— START RECORDS PROVIDED —

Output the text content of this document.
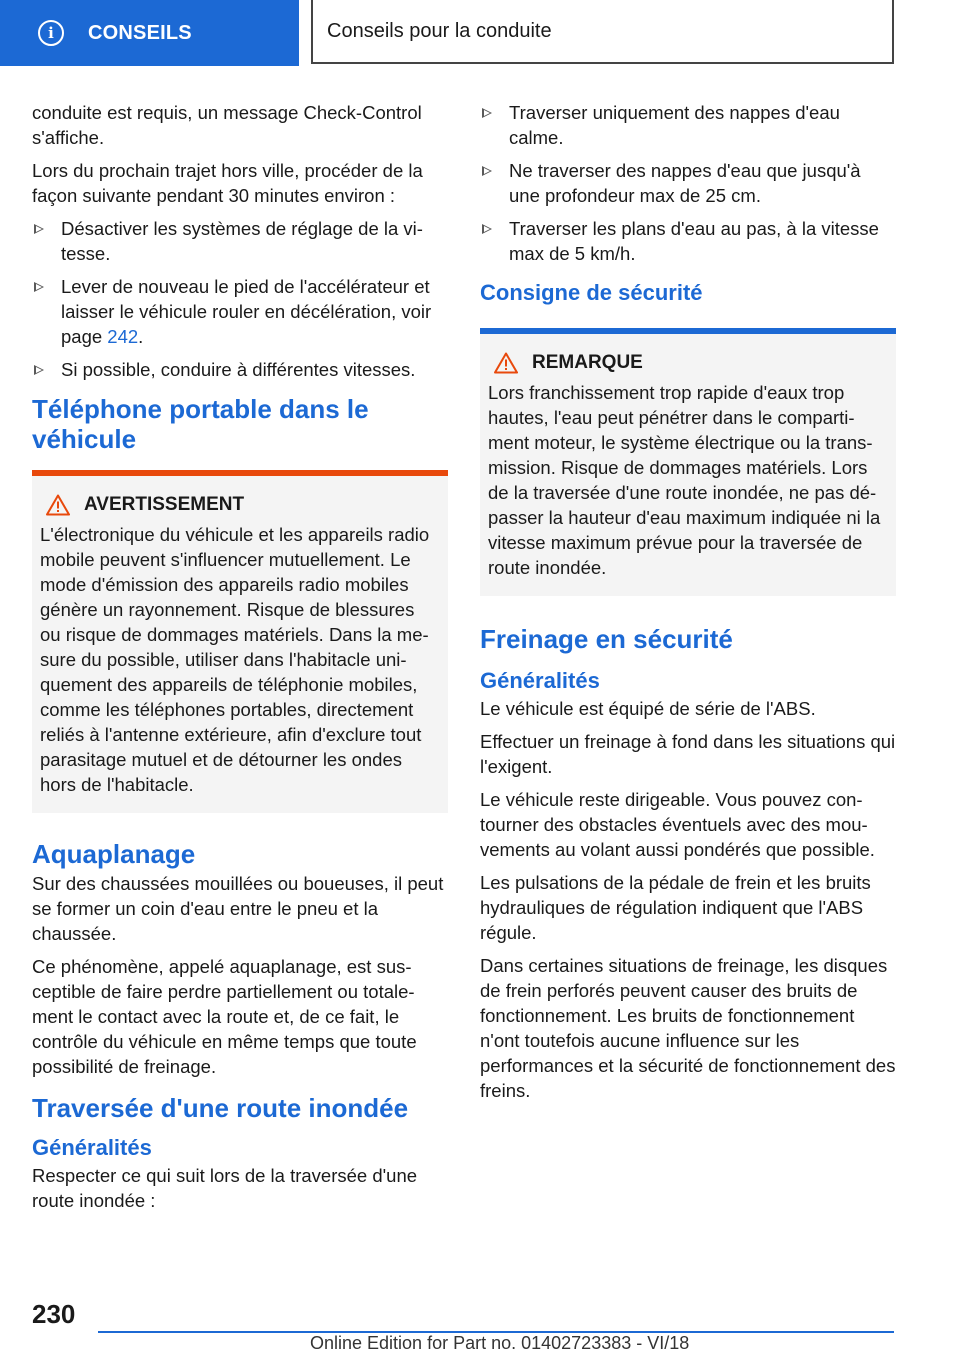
i	CONSEILS	Conseils pour la conduite

conduite est requis, un message Check-Control s'affiche.

Lors du prochain trajet hors ville, procéder de la façon suivante pendant 30 minutes environ :

Désactiver les systèmes de réglage de la vitesse.
Lever de nouveau le pied de l'accélérateur et laisser le véhicule rouler en décélération, voir page 242.
Si possible, conduire à différentes vitesses.
Téléphone portable dans le véhicule
AVERTISSEMENT

L'électronique du véhicule et les appareils radio mobile peuvent s'influencer mutuellement. Le mode d'émission des appareils radio mobiles génère un rayonnement. Risque de blessures ou risque de dommages matériels. Dans la mesure du possible, utiliser dans l'habitacle uniquement des appareils de téléphonie mobiles, comme les téléphones portables, directement reliés à l'antenne extérieure, afin d'exclure tout parasitage mutuel et de détourner les ondes hors de l'habitacle.

Aquaplanage

Sur des chaussées mouillées ou boueuses, il peut se former un coin d'eau entre le pneu et la chaussée.

Ce phénomène, appelé aquaplanage, est susceptible de faire perdre partiellement ou totalement le contact avec la route et, de ce fait, le contrôle du véhicule en même temps que toute possibilité de freinage.

Traversée d'une route inondée
Généralités

Respecter ce qui suit lors de la traversée d'une route inondée :

Traverser uniquement des nappes d'eau calme.
Ne traverser des nappes d'eau que jusqu'à une profondeur max de 25 cm.
Traverser les plans d'eau au pas, à la vitesse max de 5 km/h.
Consigne de sécurité
REMARQUE

Lors franchissement trop rapide d'eaux trop hautes, l'eau peut pénétrer dans le compartiment moteur, le système électrique ou la transmission. Risque de dommages matériels. Lors de la traversée d'une route inondée, ne pas dépasser la hauteur d'eau maximum indiquée ni la vitesse maximum prévue pour la traversée de route inondée.

Freinage en sécurité
Généralités

Le véhicule est équipé de série de l'ABS.

Effectuer un freinage à fond dans les situations qui l'exigent.

Le véhicule reste dirigeable. Vous pouvez contourner des obstacles éventuels avec des mouvements au volant aussi pondérés que possible.

Les pulsations de la pédale de frein et les bruits hydrauliques de régulation indiquent que l'ABS régule.

Dans certaines situations de freinage, les disques de frein perforés peuvent causer des bruits de fonctionnement. Les bruits de fonctionnement n'ont toutefois aucune influence sur les performances et la sécurité de fonctionnement des freins.

230
Online Edition for Part no. 01402723383 - VI/18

— END RECORDS PROVIDED —

Can you restate all the records above word for word while dropping the pictures?

Output the text content of this document.
i	CONSEILS	Conseils pour la conduite

conduite est requis, un message Check-Control s'affiche.

Lors du prochain trajet hors ville, procéder de la façon suivante pendant 30 minutes environ :

Désactiver les systèmes de réglage de la vitesse.
Lever de nouveau le pied de l'accélérateur et laisser le véhicule rouler en décélération, voir page 242.
Si possible, conduire à différentes vitesses.
Téléphone portable dans le véhicule
AVERTISSEMENT

L'électronique du véhicule et les appareils radio mobile peuvent s'influencer mutuellement. Le mode d'émission des appareils radio mobiles génère un rayonnement. Risque de blessures ou risque de dommages matériels. Dans la mesure du possible, utiliser dans l'habitacle uniquement des appareils de téléphonie mobiles, comme les téléphones portables, directement reliés à l'antenne extérieure, afin d'exclure tout parasitage mutuel et de détourner les ondes hors de l'habitacle.

Aquaplanage

Sur des chaussées mouillées ou boueuses, il peut se former un coin d'eau entre le pneu et la chaussée.

Ce phénomène, appelé aquaplanage, est susceptible de faire perdre partiellement ou totalement le contact avec la route et, de ce fait, le contrôle du véhicule en même temps que toute possibilité de freinage.

Traversée d'une route inondée
Généralités

Respecter ce qui suit lors de la traversée d'une route inondée :

Traverser uniquement des nappes d'eau calme.
Ne traverser des nappes d'eau que jusqu'à une profondeur max de 25 cm.
Traverser les plans d'eau au pas, à la vitesse max de 5 km/h.
Consigne de sécurité
REMARQUE

Lors franchissement trop rapide d'eaux trop hautes, l'eau peut pénétrer dans le compartiment moteur, le système électrique ou la transmission. Risque de dommages matériels. Lors de la traversée d'une route inondée, ne pas dépasser la hauteur d'eau maximum indiquée ni la vitesse maximum prévue pour la traversée de route inondée.

Freinage en sécurité
Généralités

Le véhicule est équipé de série de l'ABS.

Effectuer un freinage à fond dans les situations qui l'exigent.

Le véhicule reste dirigeable. Vous pouvez contourner des obstacles éventuels avec des mouvements au volant aussi pondérés que possible.

Les pulsations de la pédale de frein et les bruits hydrauliques de régulation indiquent que l'ABS régule.

Dans certaines situations de freinage, les disques de frein perforés peuvent causer des bruits de fonctionnement. Les bruits de fonctionnement n'ont toutefois aucune influence sur les performances et la sécurité de fonctionnement des freins.

230
Online Edition for Part no. 01402723383 - VI/18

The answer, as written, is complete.